#### [PROMPT]
Give only the number of lines that contain the word "subtitle".

#### [PROVIDED DATA]

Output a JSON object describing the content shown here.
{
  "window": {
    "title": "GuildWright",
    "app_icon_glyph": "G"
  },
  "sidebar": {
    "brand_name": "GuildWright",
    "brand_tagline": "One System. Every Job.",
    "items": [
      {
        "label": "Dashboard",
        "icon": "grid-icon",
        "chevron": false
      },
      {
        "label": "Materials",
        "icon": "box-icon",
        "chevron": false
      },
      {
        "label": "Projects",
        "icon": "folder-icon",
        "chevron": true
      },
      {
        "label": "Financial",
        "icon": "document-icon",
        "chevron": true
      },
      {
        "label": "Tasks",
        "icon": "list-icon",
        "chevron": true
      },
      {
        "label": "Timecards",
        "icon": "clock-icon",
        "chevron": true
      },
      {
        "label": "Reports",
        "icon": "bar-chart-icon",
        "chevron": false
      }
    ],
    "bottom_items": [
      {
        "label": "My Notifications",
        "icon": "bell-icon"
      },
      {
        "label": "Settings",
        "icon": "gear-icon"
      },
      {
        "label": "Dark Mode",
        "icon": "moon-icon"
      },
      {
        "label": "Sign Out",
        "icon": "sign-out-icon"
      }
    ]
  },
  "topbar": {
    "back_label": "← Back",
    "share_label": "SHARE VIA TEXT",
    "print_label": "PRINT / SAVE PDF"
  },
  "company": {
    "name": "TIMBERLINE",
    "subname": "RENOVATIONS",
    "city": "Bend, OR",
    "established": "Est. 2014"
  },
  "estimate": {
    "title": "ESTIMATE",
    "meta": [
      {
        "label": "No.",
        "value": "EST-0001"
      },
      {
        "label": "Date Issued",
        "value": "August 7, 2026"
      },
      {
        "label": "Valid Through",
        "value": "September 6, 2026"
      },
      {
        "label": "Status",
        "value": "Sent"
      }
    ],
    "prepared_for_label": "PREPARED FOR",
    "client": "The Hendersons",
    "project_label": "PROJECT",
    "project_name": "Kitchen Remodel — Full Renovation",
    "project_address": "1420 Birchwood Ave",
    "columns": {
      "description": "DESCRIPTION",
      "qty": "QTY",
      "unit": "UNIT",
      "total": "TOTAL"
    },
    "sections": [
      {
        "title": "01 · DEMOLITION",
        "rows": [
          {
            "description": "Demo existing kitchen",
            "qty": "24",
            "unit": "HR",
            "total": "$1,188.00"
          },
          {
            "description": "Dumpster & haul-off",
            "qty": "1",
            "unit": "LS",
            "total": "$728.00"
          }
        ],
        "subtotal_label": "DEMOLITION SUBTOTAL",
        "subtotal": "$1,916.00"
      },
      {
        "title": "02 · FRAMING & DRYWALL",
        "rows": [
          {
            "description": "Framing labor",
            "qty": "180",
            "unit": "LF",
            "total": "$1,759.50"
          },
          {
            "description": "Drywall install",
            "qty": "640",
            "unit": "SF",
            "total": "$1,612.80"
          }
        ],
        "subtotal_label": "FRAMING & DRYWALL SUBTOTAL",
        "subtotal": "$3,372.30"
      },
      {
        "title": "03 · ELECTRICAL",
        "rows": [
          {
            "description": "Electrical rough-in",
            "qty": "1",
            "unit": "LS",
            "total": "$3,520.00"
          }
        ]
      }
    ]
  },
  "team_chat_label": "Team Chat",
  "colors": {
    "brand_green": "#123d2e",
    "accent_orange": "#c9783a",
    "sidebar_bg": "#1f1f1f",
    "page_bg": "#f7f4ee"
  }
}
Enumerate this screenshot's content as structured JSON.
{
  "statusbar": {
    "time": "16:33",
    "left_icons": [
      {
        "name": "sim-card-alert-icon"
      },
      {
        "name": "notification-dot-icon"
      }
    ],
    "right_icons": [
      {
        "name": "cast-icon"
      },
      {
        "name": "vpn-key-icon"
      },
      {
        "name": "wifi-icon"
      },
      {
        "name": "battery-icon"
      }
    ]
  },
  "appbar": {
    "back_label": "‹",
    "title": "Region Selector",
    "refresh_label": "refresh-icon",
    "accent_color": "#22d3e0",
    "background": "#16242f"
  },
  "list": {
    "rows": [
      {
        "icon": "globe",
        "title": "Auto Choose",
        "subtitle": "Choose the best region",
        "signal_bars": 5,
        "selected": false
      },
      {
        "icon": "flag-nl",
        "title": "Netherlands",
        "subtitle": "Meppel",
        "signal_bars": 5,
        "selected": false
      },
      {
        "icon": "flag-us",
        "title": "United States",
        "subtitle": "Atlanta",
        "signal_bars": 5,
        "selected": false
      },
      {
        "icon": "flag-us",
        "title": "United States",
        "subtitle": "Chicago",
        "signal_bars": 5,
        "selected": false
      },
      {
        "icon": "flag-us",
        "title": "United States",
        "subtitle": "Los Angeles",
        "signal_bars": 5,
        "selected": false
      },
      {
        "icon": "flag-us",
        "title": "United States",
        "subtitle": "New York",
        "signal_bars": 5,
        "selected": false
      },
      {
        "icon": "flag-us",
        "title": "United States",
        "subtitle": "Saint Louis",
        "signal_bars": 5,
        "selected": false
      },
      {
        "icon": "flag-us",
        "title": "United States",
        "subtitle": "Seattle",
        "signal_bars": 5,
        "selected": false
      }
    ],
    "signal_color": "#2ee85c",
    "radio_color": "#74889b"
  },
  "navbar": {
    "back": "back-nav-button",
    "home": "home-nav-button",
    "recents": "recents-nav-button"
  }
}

#### [WORKED SOLUTION]
8